▶ **Activity**:
For the string "University", search the entries below and copy every line where it appears.

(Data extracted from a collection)
══════════

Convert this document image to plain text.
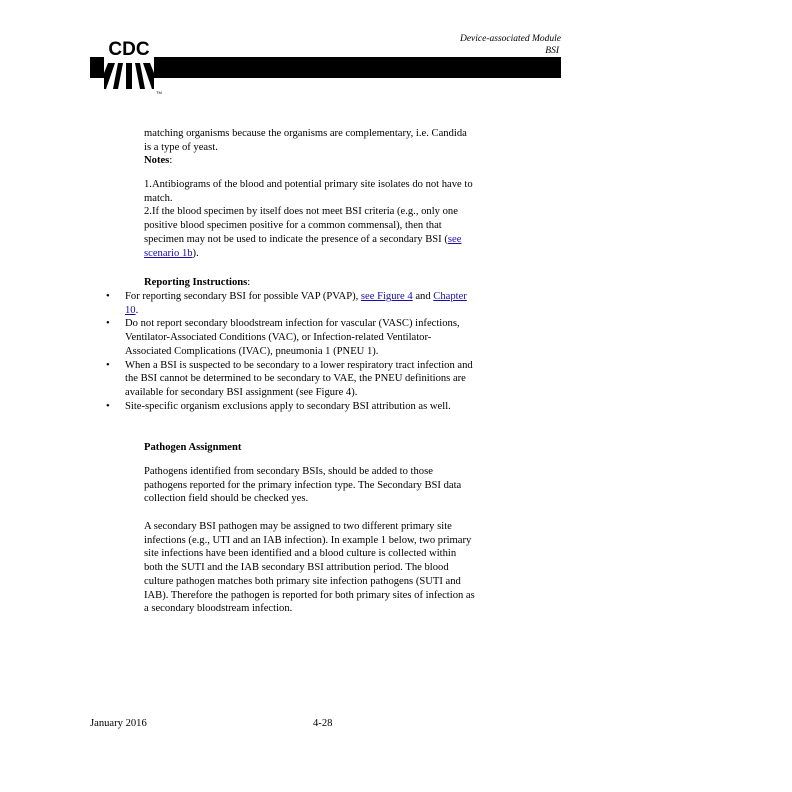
CDC
TM
Device-associated Module
BSI
matching organisms because the organisms are complementary, i.e. Candida
is a type of yeast.
Notes:
1.Antibiograms of the blood and potential primary site isolates do not have to
match.
2.If the blood specimen by itself does not meet BSI criteria (e.g., only one
positive blood specimen positive for a common commensal), then that
specimen may not be used to indicate the presence of a secondary BSI (see
scenario 1b).
Reporting Instructions:
• For reporting secondary BSI for possible VAP (PVAP), see Figure 4 and Chapter
10.
• Do not report secondary bloodstream infection for vascular (VASC) infections,
Ventilator-Associated Conditions (VAC), or Infection-related Ventilator-
Associated Complications (IVAC), pneumonia 1 (PNEU 1).
• When a BSI is suspected to be secondary to a lower respiratory tract infection and
the BSI cannot be determined to be secondary to VAE, the PNEU definitions are
available for secondary BSI assignment (see Figure 4).
• Site-specific organism exclusions apply to secondary BSI attribution as well.
Pathogen Assignment
Pathogens identified from secondary BSIs, should be added to those
pathogens reported for the primary infection type. The Secondary BSI data
collection field should be checked yes.
A secondary BSI pathogen may be assigned to two different primary site
infections (e.g., UTI and an IAB infection). In example 1 below, two primary
site infections have been identified and a blood culture is collected within
both the SUTI and the IAB secondary BSI attribution period. The blood
culture pathogen matches both primary site infection pathogens (SUTI and
IAB). Therefore the pathogen is reported for both primary sites of infection as
a secondary bloodstream infection.
January 2016	4-28
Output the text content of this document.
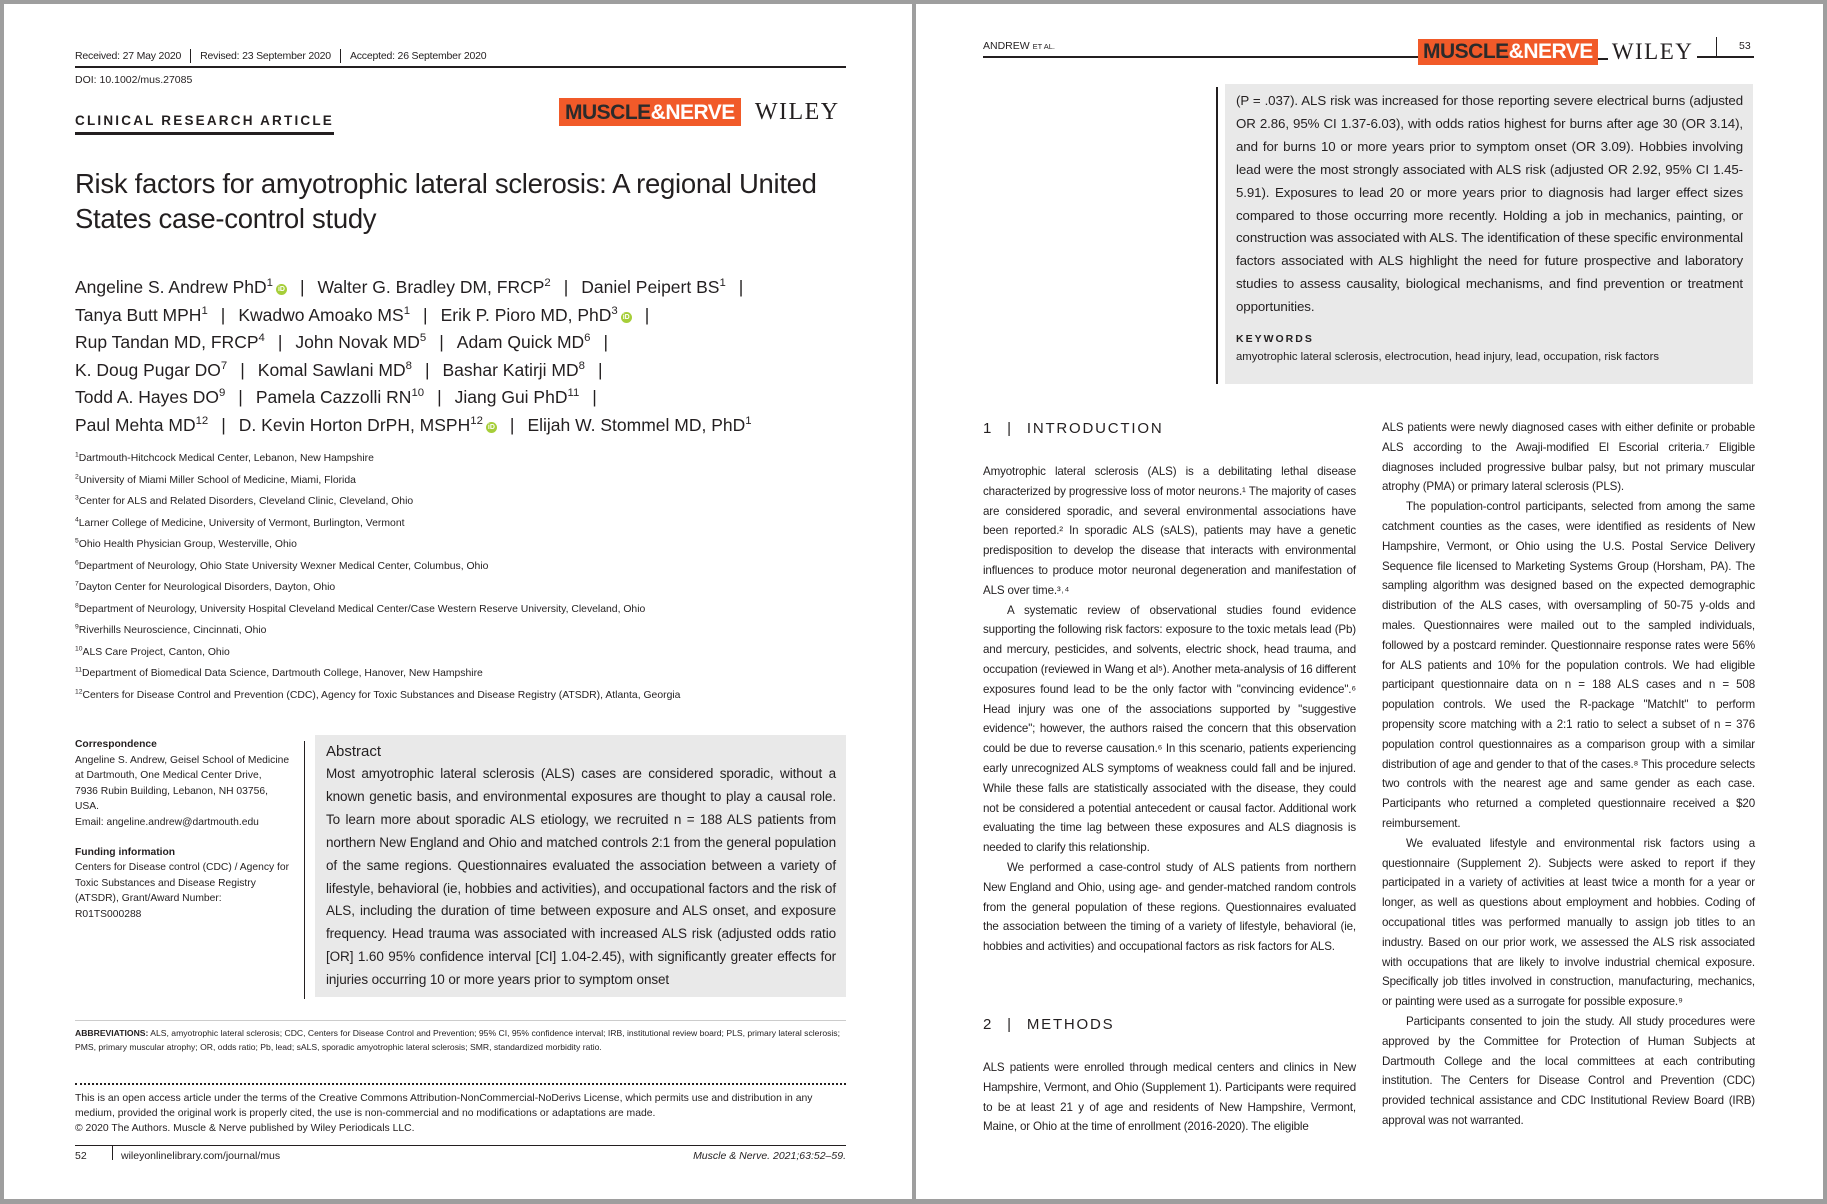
Received: 27 May 2020	Revised: 23 September 2020	Accepted: 26 September 2020
DOI: 10.1002/mus.27085
CLINICAL RESEARCH ARTICLE	MUSCLE&NERVE WILEY
Risk factors for amyotrophic lateral sclerosis: A regional United States case-control study
Angeline S. Andrew PhD$^1$iD | Walter G. Bradley DM, FRCP$^2$ | Daniel Peipert $BS^1$ |
Tanya Butt MPH$^1$ | Kwadwo Amoako $MS^1$ | Erik P. Pioro MD, PhD$^3$iD |
Rup Tandan MD, FRCP$^4$ | John Novak $MD^5$ | Adam Quick $MD^6$ |
K. Doug Pugar $DO^7$ | Komal Sawlani $MD^8$ | Bashar Katirji $MD^8$ |
Todd A. Hayes $DO^9$ | Pamela Cazzolli RN$^{10}$ | Jiang Gui PhD$^{11}$ |
Paul Mehta MD$^{12}$ | D. Kevin Horton DrPH, MSPH$^{12}$iD | Elijah W. Stommel MD, PhD$^1$
$^1$Dartmouth-Hitchcock Medical Center, Lebanon, New Hampshire
$^2$University of Miami Miller School of Medicine, Miami, Florida
$^3$Center for ALS and Related Disorders, Cleveland Clinic, Cleveland, Ohio
$^4$Larner College of Medicine, University of Vermont, Burlington, Vermont
$^5$Ohio Health Physician Group, Westerville, Ohio
$^6$Department of Neurology, Ohio State University Wexner Medical Center, Columbus, Ohio
$^7$Dayton Center for Neurological Disorders, Dayton, Ohio
$^8$Department of Neurology, University Hospital Cleveland Medical Center/Case Western Reserve University, Cleveland, Ohio
$^9$Riverhills Neuroscience, Cincinnati, Ohio
$^{10}$ALS Care Project, Canton, Ohio
$^{11}$Department of Biomedical Data Science, Dartmouth College, Hanover, New Hampshire
$^{12}$Centers for Disease Control and Prevention (CDC), Agency for Toxic Substances and Disease Registry (ATSDR), Atlanta, Georgia
Correspondence
Angeline S. Andrew, Geisel School of Medicine
at Dartmouth, One Medical Center Drive,
7936 Rubin Building, Lebanon, NH 03756,
USA.
Email: angeline.andrew@dartmouth.edu
Funding information
Centers for Disease control (CDC) / Agency for
Toxic Substances and Disease Registry
(ATSDR), Grant/Award Number:
R01TS000288
Abstract
Most amyotrophic lateral sclerosis (ALS) cases are considered sporadic, without a known genetic basis, and environmental exposures are thought to play a causal role. To learn more about sporadic ALS etiology, we recruited n = 188 ALS patients from northern New England and Ohio and matched controls 2:1 from the general population of the same regions. Questionnaires evaluated the association between a variety of lifestyle, behavioral (ie, hobbies and activities), and occupational factors and the risk of ALS, including the duration of time between exposure and ALS onset, and exposure frequency. Head trauma was associated with increased ALS risk (adjusted odds ratio [OR] 1.60 95% confidence interval [CI] 1.04-2.45), with significantly greater effects for injuries occurring 10 or more years prior to symptom onset
ABBREVIATIONS: ALS, amyotrophic lateral sclerosis; CDC, Centers for Disease Control and Prevention; 95% CI, 95% confidence interval; IRB, institutional review board; PLS, primary lateral sclerosis; PMS, primary muscular atrophy; OR, odds ratio; Pb, lead; sALS, sporadic amyotrophic lateral sclerosis; SMR, standardized morbidity ratio.
This is an open access article under the terms of the Creative Commons Attribution-NonCommercial-NoDerivs License, which permits use and distribution in any medium, provided the original work is properly cited, the use is non-commercial and no modifications or adaptations are made.
© 2020 The Authors. Muscle & Nerve published by Wiley Periodicals LLC.
52	wileyonlinelibrary.com/journal/mus	Muscle & Nerve. 2021;63:52–59.
ANDREW ET AL.	MUSCLE&NERVE WILEY	53
(P = .037). ALS risk was increased for those reporting severe electrical burns (adjusted OR 2.86, 95% CI 1.37-6.03), with odds ratios highest for burns after age 30 (OR 3.14), and for burns 10 or more years prior to symptom onset (OR 3.09). Hobbies involving lead were the most strongly associated with ALS risk (adjusted OR 2.92, 95% CI 1.45-5.91). Exposures to lead 20 or more years prior to diagnosis had larger effect sizes compared to those occurring more recently. Holding a job in mechanics, painting, or construction was associated with ALS. The identification of these specific environmental factors associated with ALS highlight the need for future prospective and laboratory studies to assess causality, biological mechanisms, and find prevention or treatment opportunities.
KEYWORDS
amyotrophic lateral sclerosis, electrocution, head injury, lead, occupation, risk factors
1 | INTRODUCTION

Amyotrophic lateral sclerosis (ALS) is a debilitating lethal disease characterized by progressive loss of motor neurons.¹ The majority of cases are considered sporadic, and several environmental associations have been reported.² In sporadic ALS (sALS), patients may have a genetic predisposition to develop the disease that interacts with environmental influences to produce motor neuronal degeneration and manifestation of ALS over time.³˒⁴

A systematic review of observational studies found evidence supporting the following risk factors: exposure to the toxic metals lead (Pb) and mercury, pesticides, and solvents, electric shock, head trauma, and occupation (reviewed in Wang et al⁵). Another meta-analysis of 16 different exposures found lead to be the only factor with "convincing evidence".⁶ Head injury was one of the associations supported by "suggestive evidence"; however, the authors raised the concern that this observation could be due to reverse causation.⁶ In this scenario, patients experiencing early unrecognized ALS symptoms of weakness could fall and be injured. While these falls are statistically associated with the disease, they could not be considered a potential antecedent or causal factor. Additional work evaluating the time lag between these exposures and ALS diagnosis is needed to clarify this relationship.

We performed a case-control study of ALS patients from northern New England and Ohio, using age- and gender-matched random controls from the general population of these regions. Questionnaires evaluated the association between the timing of a variety of lifestyle, behavioral (ie, hobbies and activities) and occupational factors as risk factors for ALS.

2 | METHODS

ALS patients were enrolled through medical centers and clinics in New Hampshire, Vermont, and Ohio (Supplement 1). Participants were required to be at least 21 y of age and residents of New Hampshire, Vermont, Maine, or Ohio at the time of enrollment (2016-2020). The eligible

ALS patients were newly diagnosed cases with either definite or probable ALS according to the Awaji-modified El Escorial criteria.⁷ Eligible diagnoses included progressive bulbar palsy, but not primary muscular atrophy (PMA) or primary lateral sclerosis (PLS).

The population-control participants, selected from among the same catchment counties as the cases, were identified as residents of New Hampshire, Vermont, or Ohio using the U.S. Postal Service Delivery Sequence file licensed to Marketing Systems Group (Horsham, PA). The sampling algorithm was designed based on the expected demographic distribution of the ALS cases, with oversampling of 50-75 y-olds and males. Questionnaires were mailed out to the sampled individuals, followed by a postcard reminder. Questionnaire response rates were 56% for ALS patients and 10% for the population controls. We had eligible participant questionnaire data on n = 188 ALS cases and n = 508 population controls. We used the R-package "MatchIt" to perform propensity score matching with a 2:1 ratio to select a subset of n = 376 population control questionnaires as a comparison group with a similar distribution of age and gender to that of the cases.⁸ This procedure selects two controls with the nearest age and same gender as each case. Participants who returned a completed questionnaire received a $20 reimbursement.

We evaluated lifestyle and environmental risk factors using a questionnaire (Supplement 2). Subjects were asked to report if they participated in a variety of activities at least twice a month for a year or longer, as well as questions about employment and hobbies. Coding of occupational titles was performed manually to assign job titles to an industry. Based on our prior work, we assessed the ALS risk associated with occupations that are likely to involve industrial chemical exposure. Specifically job titles involved in construction, manufacturing, mechanics, or painting were used as a surrogate for possible exposure.⁹

Participants consented to join the study. All study procedures were approved by the Committee for Protection of Human Subjects at Dartmouth College and the local committees at each contributing institution. The Centers for Disease Control and Prevention (CDC) provided technical assistance and CDC Institutional Review Board (IRB) approval was not warranted.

══════════

▶ **Expected answer**:
$^2$University of Miami Miller School of Medicine, Miami, Florida
$^4$Larner College of Medicine, University of Vermont, Burlington, Vermont
$^6$Department of Neurology, Ohio State University Wexner Medical Center, Columbus, Ohio
$^8$Department of Neurology, University Hospital Cleveland Medical Center/Case Western Reserve University, Cleveland, Ohio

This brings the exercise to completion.